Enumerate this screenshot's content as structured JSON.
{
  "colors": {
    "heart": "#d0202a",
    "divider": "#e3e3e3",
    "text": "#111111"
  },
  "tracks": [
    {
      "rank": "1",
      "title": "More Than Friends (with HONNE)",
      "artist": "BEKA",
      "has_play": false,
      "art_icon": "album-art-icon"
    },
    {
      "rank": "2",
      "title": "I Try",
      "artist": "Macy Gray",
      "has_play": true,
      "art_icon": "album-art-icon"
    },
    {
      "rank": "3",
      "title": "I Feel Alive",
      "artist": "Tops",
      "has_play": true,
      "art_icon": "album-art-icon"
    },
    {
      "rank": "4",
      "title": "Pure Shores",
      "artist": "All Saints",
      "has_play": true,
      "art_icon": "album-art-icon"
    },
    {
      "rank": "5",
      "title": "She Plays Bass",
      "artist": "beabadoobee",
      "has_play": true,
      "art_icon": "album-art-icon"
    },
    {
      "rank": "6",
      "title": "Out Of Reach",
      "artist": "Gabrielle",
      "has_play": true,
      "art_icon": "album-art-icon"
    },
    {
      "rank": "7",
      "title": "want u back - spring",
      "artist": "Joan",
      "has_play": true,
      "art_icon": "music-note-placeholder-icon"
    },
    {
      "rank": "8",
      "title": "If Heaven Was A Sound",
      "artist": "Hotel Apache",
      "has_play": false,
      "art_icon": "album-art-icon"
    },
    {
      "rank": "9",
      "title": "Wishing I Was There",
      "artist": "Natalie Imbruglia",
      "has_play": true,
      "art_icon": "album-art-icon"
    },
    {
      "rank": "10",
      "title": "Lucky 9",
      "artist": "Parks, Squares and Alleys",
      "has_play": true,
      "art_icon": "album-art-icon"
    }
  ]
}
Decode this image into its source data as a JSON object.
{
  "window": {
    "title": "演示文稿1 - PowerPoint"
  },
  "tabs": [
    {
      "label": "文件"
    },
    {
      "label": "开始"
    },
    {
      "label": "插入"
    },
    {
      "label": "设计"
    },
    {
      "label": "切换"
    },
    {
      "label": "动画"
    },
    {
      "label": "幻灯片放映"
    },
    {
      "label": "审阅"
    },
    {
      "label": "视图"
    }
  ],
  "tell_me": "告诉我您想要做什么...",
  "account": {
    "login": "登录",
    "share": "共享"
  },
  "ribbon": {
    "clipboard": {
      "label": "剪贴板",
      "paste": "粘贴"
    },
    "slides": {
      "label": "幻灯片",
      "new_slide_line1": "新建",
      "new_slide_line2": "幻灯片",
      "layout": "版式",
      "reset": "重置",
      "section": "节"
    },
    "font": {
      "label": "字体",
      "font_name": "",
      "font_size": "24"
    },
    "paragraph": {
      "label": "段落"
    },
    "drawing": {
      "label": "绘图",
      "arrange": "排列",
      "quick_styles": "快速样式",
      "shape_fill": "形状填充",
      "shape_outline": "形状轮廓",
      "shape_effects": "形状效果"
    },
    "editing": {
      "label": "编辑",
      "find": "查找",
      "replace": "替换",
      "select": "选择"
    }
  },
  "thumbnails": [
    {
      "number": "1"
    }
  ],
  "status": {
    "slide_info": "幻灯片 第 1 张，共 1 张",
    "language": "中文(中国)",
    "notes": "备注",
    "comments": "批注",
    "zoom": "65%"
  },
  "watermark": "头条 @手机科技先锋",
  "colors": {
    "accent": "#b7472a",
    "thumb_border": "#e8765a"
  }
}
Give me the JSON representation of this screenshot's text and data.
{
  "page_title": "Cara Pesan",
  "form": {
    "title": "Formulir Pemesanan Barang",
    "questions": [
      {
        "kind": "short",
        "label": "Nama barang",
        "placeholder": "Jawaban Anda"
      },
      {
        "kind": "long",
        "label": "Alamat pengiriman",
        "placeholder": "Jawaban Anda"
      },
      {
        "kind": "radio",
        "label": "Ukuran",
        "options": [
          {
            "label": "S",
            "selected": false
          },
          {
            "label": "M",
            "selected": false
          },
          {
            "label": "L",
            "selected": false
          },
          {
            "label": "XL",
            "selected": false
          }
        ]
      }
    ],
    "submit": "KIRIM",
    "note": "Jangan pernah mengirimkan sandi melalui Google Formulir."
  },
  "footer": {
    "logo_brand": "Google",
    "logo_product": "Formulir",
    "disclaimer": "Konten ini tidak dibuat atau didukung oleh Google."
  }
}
○ ○ ○ ○ ○
Copy down the material exactly as written.

Enumerate this screenshot's content as structured JSON.
{
  "colors": {
    "heart": "#d0202a",
    "divider": "#e3e3e3",
    "text": "#111111"
  },
  "tracks": [
    {
      "rank": "1",
      "title": "More Than Friends (with HONNE)",
      "artist": "BEKA",
      "has_play": false,
      "art_icon": "album-art-icon"
    },
    {
      "rank": "2",
      "title": "I Try",
      "artist": "Macy Gray",
      "has_play": true,
      "art_icon": "album-art-icon"
    },
    {
      "rank": "3",
      "title": "I Feel Alive",
      "artist": "Tops",
      "has_play": true,
      "art_icon": "album-art-icon"
    },
    {
      "rank": "4",
      "title": "Pure Shores",
      "artist": "All Saints",
      "has_play": true,
      "art_icon": "album-art-icon"
    },
    {
      "rank": "5",
      "title": "She Plays Bass",
      "artist": "beabadoobee",
      "has_play": true,
      "art_icon": "album-art-icon"
    },
    {
      "rank": "6",
      "title": "Out Of Reach",
      "artist": "Gabrielle",
      "has_play": true,
      "art_icon": "album-art-icon"
    },
    {
      "rank": "7",
      "title": "want u back - spring",
      "artist": "Joan",
      "has_play": true,
      "art_icon": "music-note-placeholder-icon"
    },
    {
      "rank": "8",
      "title": "If Heaven Was A Sound",
      "artist": "Hotel Apache",
      "has_play": false,
      "art_icon": "album-art-icon"
    },
    {
      "rank": "9",
      "title": "Wishing I Was There",
      "artist": "Natalie Imbruglia",
      "has_play": true,
      "art_icon": "album-art-icon"
    },
    {
      "rank": "10",
      "title": "Lucky 9",
      "artist": "Parks, Squares and Alleys",
      "has_play": true,
      "art_icon": "album-art-icon"
    }
  ]
}
Decode this image into its source data as a JSON object.
{
  "window": {
    "title": "演示文稿1 - PowerPoint"
  },
  "tabs": [
    {
      "label": "文件"
    },
    {
      "label": "开始"
    },
    {
      "label": "插入"
    },
    {
      "label": "设计"
    },
    {
      "label": "切换"
    },
    {
      "label": "动画"
    },
    {
      "label": "幻灯片放映"
    },
    {
      "label": "审阅"
    },
    {
      "label": "视图"
    }
  ],
  "tell_me": "告诉我您想要做什么...",
  "account": {
    "login": "登录",
    "share": "共享"
  },
  "ribbon": {
    "clipboard": {
      "label": "剪贴板",
      "paste": "粘贴"
    },
    "slides": {
      "label": "幻灯片",
      "new_slide_line1": "新建",
      "new_slide_line2": "幻灯片",
      "layout": "版式",
      "reset": "重置",
      "section": "节"
    },
    "font": {
      "label": "字体",
      "font_name": "",
      "font_size": "24"
    },
    "paragraph": {
      "label": "段落"
    },
    "drawing": {
      "label": "绘图",
      "arrange": "排列",
      "quick_styles": "快速样式",
      "shape_fill": "形状填充",
      "shape_outline": "形状轮廓",
      "shape_effects": "形状效果"
    },
    "editing": {
      "label": "编辑",
      "find": "查找",
      "replace": "替换",
      "select": "选择"
    }
  },
  "thumbnails": [
    {
      "number": "1"
    }
  ],
  "status": {
    "slide_info": "幻灯片 第 1 张，共 1 张",
    "language": "中文(中国)",
    "notes": "备注",
    "comments": "批注",
    "zoom": "65%"
  },
  "watermark": "头条 @手机科技先锋",
  "colors": {
    "accent": "#b7472a",
    "thumb_border": "#e8765a"
  }
}
Give me the JSON representation of this screenshot's text and data.
{
  "page_title": "Cara Pesan",
  "form": {
    "title": "Formulir Pemesanan Barang",
    "questions": [
      {
        "kind": "short",
        "label": "Nama barang",
        "placeholder": "Jawaban Anda"
      },
      {
        "kind": "long",
        "label": "Alamat pengiriman",
        "placeholder": "Jawaban Anda"
      },
      {
        "kind": "radio",
        "label": "Ukuran",
        "options": [
          {
            "label": "S",
            "selected": false
          },
          {
            "label": "M",
            "selected": false
          },
          {
            "label": "L",
            "selected": false
          },
          {
            "label": "XL",
            "selected": false
          }
        ]
      }
    ],
    "submit": "KIRIM",
    "note": "Jangan pernah mengirimkan sandi melalui Google Formulir."
  },
  "footer": {
    "logo_brand": "Google",
    "logo_product": "Formulir",
    "disclaimer": "Konten ini tidak dibuat atau didukung oleh Google."
  }
}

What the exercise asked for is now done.